Provided data »
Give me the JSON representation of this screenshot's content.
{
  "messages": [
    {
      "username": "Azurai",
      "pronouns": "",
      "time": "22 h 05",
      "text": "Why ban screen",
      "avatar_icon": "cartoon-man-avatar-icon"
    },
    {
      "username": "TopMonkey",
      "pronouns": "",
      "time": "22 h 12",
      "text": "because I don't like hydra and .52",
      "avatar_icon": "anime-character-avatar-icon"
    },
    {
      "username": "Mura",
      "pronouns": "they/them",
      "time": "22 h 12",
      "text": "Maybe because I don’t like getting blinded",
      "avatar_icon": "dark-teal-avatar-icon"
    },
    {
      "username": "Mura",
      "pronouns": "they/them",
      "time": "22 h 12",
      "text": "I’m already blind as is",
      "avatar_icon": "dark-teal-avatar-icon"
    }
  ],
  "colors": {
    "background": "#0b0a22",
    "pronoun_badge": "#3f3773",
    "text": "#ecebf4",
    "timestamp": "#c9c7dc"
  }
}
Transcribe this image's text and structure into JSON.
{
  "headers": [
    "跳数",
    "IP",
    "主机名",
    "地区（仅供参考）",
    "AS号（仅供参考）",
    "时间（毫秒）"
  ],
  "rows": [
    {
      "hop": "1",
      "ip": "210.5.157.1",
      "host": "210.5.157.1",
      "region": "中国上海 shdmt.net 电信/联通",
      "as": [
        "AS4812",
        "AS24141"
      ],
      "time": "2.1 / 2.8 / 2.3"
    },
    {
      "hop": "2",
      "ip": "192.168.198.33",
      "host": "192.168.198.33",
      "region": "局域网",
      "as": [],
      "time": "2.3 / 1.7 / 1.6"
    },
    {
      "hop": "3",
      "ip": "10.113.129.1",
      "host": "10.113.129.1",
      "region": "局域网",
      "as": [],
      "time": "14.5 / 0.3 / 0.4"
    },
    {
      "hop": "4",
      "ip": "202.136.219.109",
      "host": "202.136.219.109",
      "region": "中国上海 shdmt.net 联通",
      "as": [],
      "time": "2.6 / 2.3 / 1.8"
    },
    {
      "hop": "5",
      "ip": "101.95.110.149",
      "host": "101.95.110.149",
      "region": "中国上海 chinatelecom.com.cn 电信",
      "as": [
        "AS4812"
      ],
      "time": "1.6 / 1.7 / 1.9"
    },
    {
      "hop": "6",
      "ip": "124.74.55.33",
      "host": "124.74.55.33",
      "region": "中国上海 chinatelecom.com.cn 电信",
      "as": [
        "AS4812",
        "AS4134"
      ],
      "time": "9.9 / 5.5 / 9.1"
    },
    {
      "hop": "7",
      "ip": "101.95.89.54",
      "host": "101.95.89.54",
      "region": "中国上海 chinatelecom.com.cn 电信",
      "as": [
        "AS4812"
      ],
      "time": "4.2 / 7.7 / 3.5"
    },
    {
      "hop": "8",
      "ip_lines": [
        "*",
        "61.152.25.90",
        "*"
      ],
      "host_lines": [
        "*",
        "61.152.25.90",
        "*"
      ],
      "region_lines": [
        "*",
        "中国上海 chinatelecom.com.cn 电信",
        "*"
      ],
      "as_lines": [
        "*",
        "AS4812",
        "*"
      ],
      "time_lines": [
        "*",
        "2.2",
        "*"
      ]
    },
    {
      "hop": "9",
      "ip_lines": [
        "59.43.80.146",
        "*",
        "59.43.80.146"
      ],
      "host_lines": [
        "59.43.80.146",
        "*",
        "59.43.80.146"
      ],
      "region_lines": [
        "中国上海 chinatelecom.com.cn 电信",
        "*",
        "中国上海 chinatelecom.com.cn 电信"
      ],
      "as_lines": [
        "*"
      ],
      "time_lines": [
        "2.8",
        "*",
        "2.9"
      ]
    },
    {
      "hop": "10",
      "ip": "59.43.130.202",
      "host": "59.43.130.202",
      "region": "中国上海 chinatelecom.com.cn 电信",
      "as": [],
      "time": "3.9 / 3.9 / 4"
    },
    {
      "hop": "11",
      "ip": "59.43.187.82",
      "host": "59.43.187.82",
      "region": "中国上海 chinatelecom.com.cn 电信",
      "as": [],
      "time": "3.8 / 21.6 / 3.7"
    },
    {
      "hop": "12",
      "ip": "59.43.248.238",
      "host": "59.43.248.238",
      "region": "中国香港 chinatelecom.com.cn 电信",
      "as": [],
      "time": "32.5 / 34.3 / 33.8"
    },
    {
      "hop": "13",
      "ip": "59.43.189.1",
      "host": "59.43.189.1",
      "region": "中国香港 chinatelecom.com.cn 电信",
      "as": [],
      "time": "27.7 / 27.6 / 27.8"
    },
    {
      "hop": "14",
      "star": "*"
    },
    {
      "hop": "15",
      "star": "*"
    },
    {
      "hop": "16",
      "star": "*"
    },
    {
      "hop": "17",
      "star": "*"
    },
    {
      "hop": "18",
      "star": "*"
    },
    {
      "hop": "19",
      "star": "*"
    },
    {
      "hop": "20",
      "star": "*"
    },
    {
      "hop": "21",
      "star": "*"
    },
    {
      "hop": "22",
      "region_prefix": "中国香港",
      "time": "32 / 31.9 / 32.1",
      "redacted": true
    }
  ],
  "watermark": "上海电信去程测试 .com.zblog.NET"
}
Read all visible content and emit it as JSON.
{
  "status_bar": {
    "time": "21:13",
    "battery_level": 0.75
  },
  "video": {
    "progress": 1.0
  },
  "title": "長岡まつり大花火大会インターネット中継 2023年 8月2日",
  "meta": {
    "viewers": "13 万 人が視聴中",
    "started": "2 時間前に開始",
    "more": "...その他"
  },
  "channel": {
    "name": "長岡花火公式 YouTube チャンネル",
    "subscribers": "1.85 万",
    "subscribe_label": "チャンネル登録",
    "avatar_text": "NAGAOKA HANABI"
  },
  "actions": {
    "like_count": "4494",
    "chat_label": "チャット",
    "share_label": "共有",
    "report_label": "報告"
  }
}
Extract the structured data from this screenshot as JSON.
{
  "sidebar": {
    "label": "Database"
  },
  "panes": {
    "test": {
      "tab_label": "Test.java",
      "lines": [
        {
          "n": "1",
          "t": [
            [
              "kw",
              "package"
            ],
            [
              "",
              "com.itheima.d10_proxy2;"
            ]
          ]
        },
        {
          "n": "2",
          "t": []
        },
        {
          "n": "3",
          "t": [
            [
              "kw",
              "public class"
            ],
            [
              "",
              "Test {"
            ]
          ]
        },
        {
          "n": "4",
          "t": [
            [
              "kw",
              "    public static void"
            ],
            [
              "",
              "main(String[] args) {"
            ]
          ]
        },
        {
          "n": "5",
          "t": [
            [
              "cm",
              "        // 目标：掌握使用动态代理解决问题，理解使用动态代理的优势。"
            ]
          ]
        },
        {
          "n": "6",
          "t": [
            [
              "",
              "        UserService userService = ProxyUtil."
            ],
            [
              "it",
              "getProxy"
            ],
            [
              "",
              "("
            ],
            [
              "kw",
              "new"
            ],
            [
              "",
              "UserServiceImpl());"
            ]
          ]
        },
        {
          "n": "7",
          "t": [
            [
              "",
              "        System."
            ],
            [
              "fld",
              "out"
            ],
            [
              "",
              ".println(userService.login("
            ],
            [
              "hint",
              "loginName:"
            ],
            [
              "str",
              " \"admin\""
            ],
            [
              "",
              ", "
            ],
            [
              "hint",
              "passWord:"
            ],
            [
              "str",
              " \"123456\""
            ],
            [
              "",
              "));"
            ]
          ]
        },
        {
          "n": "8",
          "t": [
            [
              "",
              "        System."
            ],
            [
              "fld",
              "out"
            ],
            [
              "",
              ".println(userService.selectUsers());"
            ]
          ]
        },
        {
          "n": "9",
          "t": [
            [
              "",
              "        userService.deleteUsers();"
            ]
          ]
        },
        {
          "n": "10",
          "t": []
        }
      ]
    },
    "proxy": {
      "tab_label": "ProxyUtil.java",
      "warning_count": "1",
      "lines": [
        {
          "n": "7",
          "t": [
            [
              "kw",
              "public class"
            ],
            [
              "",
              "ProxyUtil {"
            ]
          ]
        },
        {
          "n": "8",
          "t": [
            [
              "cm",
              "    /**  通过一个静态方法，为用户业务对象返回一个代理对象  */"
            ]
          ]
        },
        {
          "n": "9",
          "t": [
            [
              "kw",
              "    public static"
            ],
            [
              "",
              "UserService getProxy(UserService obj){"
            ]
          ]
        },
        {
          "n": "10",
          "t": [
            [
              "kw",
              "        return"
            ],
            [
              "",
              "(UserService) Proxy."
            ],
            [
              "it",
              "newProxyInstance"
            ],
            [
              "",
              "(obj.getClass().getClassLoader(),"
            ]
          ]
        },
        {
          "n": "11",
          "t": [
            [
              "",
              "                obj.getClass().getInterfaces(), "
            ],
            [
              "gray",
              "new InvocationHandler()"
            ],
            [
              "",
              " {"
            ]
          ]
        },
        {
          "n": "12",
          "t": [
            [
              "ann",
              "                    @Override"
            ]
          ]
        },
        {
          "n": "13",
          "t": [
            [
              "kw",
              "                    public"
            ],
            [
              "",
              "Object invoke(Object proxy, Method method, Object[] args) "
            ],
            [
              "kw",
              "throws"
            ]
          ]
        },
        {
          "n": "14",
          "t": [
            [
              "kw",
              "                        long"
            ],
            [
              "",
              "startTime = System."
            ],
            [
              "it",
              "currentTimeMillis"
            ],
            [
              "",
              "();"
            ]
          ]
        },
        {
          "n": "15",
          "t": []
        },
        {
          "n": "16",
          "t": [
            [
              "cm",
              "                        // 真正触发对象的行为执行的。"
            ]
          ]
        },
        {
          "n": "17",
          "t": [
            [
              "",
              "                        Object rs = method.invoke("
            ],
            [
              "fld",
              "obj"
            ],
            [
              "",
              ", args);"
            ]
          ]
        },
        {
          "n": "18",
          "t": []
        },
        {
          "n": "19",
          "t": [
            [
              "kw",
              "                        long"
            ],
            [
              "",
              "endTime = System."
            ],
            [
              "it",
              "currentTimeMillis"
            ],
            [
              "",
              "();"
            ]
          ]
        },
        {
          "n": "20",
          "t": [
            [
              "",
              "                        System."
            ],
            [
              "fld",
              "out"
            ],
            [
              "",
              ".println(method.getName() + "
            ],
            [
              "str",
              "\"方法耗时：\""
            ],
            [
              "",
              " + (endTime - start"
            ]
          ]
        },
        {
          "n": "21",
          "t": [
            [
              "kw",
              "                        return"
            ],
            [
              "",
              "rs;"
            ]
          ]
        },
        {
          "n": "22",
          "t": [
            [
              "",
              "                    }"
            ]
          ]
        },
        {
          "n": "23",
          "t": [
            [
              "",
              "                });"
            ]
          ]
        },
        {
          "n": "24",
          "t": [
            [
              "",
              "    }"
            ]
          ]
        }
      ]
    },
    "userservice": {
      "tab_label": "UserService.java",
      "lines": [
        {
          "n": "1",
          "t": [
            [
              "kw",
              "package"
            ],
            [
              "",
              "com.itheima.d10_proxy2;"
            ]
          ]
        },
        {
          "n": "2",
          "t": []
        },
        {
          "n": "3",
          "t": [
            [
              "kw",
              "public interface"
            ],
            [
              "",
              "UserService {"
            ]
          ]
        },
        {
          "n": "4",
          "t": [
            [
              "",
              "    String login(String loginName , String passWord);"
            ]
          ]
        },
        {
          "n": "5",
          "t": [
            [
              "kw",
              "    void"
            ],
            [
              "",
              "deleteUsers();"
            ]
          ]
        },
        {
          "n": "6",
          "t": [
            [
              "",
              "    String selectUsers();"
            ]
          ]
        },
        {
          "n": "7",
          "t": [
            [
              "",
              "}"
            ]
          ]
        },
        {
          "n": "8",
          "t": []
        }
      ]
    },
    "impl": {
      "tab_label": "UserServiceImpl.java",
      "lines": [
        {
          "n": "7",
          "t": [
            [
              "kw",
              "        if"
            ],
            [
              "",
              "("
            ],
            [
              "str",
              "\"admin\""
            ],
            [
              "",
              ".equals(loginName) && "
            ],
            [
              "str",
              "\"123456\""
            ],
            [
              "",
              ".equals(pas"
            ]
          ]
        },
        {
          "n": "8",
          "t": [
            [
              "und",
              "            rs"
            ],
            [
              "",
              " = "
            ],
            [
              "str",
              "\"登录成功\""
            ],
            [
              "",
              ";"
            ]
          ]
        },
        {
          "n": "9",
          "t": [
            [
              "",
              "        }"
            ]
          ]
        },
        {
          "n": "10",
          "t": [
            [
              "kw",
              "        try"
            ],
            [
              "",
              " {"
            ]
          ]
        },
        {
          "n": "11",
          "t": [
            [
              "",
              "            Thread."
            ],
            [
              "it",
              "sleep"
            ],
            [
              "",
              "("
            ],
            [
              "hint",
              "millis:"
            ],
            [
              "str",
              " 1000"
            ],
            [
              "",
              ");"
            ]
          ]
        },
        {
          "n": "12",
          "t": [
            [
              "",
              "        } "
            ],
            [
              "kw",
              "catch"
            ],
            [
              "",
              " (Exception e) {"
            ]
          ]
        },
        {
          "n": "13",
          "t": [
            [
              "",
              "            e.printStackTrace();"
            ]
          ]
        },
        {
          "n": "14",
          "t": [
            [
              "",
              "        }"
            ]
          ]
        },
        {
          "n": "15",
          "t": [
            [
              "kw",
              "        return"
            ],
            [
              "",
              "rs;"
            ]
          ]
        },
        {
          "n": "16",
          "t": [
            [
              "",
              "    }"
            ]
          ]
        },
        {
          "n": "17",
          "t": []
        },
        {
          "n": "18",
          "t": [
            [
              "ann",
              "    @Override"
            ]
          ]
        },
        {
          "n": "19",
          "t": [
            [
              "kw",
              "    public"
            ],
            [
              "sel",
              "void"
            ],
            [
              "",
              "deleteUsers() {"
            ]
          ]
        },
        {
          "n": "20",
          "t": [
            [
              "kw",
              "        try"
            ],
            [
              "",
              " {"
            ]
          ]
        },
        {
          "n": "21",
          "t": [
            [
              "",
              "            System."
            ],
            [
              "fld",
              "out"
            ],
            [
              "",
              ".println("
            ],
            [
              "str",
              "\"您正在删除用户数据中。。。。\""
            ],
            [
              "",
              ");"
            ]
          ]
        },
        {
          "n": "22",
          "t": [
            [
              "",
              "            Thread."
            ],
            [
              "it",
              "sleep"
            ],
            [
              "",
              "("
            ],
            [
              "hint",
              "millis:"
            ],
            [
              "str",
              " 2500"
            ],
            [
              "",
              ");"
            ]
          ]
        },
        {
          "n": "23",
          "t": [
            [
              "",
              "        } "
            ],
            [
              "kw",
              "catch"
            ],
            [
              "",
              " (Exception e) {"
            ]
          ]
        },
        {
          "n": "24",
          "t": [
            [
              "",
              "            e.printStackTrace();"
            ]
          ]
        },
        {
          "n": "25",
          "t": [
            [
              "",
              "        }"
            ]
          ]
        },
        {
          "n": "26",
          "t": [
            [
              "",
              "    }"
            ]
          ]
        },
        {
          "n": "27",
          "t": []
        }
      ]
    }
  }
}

Problem details »
Wherever "icon" shows up in a line, copy that line.

Task response »
      "avatar_icon": "cartoon-man-avatar-icon"
      "avatar_icon": "anime-character-avatar-icon"
      "avatar_icon": "dark-teal-avatar-icon"
      "avatar_icon": "dark-teal-avatar-icon"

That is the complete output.